### Directions
Count how many lines of the data include "Женщины". The answer is that number and nothing else.

### Records
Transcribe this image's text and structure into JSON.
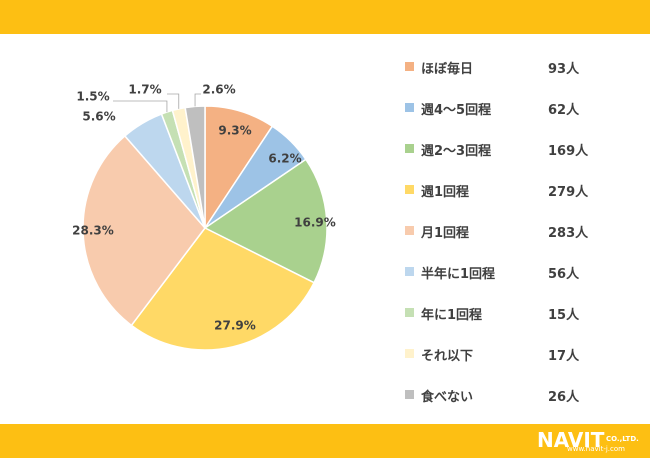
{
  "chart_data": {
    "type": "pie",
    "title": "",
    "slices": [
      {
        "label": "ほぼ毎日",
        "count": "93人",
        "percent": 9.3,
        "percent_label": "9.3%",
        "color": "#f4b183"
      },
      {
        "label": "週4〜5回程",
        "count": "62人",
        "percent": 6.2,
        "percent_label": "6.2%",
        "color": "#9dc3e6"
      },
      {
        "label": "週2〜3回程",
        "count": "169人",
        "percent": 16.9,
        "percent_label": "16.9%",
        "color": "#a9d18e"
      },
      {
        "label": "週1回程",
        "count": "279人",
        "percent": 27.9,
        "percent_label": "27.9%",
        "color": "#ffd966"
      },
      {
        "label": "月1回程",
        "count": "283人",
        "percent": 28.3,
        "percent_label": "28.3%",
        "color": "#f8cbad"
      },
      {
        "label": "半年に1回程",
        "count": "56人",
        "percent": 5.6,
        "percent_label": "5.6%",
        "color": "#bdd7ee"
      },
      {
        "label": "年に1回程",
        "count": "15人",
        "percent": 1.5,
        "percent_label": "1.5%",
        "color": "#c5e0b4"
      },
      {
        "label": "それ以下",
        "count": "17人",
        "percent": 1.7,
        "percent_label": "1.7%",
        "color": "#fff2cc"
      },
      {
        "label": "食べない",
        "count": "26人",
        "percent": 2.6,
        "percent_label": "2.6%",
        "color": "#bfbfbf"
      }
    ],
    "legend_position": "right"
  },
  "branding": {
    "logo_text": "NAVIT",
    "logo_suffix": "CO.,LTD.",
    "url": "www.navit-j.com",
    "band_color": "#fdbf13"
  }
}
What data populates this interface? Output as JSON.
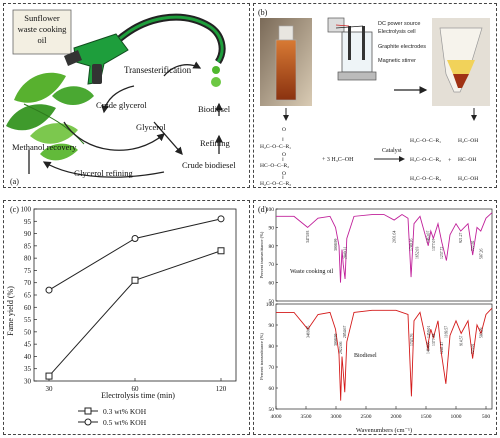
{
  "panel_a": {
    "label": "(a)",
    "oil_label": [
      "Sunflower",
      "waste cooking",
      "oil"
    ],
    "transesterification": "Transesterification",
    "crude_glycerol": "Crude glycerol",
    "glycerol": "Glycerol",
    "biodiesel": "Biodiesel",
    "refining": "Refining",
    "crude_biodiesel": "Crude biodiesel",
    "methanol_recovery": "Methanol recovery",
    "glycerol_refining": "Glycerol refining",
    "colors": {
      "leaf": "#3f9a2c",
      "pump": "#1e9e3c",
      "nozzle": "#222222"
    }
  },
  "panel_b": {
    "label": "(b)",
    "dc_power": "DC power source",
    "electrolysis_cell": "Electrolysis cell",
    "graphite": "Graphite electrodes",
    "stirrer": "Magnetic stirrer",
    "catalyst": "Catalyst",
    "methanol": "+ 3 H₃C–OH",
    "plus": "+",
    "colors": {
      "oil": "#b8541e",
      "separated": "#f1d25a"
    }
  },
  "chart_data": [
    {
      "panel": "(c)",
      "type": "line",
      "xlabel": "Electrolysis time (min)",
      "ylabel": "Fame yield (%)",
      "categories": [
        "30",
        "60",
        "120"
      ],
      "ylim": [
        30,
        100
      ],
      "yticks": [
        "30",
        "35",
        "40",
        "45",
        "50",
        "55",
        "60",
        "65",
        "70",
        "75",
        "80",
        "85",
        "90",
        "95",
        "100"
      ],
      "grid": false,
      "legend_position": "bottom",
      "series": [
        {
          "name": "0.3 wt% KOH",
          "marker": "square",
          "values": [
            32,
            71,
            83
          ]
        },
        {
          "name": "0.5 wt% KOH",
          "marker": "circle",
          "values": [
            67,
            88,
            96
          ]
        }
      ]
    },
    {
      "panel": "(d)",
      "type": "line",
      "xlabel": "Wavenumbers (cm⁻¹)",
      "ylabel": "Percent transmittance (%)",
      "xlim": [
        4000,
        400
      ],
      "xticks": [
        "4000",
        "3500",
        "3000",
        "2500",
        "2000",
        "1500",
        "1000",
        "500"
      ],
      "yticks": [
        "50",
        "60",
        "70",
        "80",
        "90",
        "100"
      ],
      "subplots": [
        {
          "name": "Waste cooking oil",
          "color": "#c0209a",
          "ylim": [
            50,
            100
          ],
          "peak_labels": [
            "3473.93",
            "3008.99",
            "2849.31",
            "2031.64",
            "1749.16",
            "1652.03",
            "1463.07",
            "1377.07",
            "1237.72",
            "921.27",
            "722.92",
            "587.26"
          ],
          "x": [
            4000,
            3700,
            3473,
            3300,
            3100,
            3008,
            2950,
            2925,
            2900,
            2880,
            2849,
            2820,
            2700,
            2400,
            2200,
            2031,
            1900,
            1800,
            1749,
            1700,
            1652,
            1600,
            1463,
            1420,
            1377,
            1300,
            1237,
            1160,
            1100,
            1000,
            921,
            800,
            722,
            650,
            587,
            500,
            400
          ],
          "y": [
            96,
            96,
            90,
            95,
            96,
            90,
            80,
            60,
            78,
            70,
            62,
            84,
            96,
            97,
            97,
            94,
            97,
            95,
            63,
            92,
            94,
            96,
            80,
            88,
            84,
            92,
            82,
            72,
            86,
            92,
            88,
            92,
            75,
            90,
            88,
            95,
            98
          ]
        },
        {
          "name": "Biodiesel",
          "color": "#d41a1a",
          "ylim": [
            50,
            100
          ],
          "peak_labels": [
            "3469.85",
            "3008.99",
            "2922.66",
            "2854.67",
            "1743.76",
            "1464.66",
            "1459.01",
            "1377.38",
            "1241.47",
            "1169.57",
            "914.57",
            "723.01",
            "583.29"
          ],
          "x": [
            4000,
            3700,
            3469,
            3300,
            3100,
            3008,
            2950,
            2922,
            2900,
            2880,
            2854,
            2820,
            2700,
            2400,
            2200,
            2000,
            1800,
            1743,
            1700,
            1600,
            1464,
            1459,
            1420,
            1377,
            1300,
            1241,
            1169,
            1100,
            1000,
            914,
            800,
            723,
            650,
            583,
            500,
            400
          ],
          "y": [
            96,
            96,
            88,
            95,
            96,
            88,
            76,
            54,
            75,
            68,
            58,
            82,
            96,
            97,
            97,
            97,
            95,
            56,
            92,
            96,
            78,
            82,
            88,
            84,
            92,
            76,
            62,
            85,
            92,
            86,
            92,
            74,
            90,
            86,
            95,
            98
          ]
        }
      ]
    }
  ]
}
---
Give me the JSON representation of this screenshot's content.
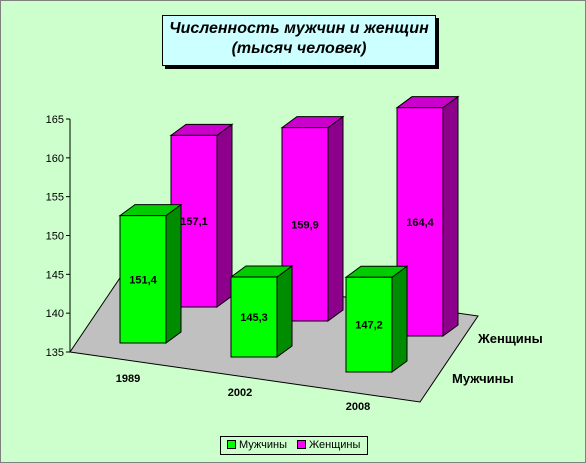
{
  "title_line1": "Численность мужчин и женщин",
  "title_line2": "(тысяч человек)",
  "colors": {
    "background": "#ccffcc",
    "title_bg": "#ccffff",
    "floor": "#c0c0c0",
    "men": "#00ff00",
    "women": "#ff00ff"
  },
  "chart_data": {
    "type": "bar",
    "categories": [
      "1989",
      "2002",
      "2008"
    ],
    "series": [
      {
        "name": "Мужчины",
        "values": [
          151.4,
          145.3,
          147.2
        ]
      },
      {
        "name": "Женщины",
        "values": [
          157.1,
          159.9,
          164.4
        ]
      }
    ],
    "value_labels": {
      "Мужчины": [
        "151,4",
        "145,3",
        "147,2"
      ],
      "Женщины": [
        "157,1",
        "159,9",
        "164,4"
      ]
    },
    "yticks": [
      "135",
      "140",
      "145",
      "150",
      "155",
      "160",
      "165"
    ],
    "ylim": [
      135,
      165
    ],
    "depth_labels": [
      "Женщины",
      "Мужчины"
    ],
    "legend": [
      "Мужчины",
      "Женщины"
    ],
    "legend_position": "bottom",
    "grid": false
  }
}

### Response
4